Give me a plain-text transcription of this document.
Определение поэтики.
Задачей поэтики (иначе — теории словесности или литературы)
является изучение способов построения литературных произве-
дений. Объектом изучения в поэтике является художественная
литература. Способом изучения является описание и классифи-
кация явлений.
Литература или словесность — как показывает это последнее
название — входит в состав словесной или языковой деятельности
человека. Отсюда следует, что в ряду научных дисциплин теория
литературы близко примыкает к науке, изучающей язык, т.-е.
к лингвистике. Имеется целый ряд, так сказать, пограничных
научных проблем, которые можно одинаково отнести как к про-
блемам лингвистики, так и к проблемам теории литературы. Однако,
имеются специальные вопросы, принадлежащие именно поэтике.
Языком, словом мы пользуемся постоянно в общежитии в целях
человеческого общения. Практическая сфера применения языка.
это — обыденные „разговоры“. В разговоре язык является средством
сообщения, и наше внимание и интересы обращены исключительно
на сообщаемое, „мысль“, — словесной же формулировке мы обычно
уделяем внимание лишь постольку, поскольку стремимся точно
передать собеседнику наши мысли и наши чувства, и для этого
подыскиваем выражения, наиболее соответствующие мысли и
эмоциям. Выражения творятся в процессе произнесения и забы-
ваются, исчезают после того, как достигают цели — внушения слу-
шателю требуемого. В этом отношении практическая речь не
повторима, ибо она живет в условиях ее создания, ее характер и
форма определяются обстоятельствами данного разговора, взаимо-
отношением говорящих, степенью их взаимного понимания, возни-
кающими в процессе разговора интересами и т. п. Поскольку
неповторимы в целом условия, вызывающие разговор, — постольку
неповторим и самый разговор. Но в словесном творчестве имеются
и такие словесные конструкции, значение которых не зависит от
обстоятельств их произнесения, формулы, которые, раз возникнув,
· · · ·
### Objective
Pull out each line of the listing that holds the string "которые".

### Answer to the exercise
научных проблем, которые можно одинаково отнести как к про-
обстоятельств их произнесения, формулы, которые, раз возникнув,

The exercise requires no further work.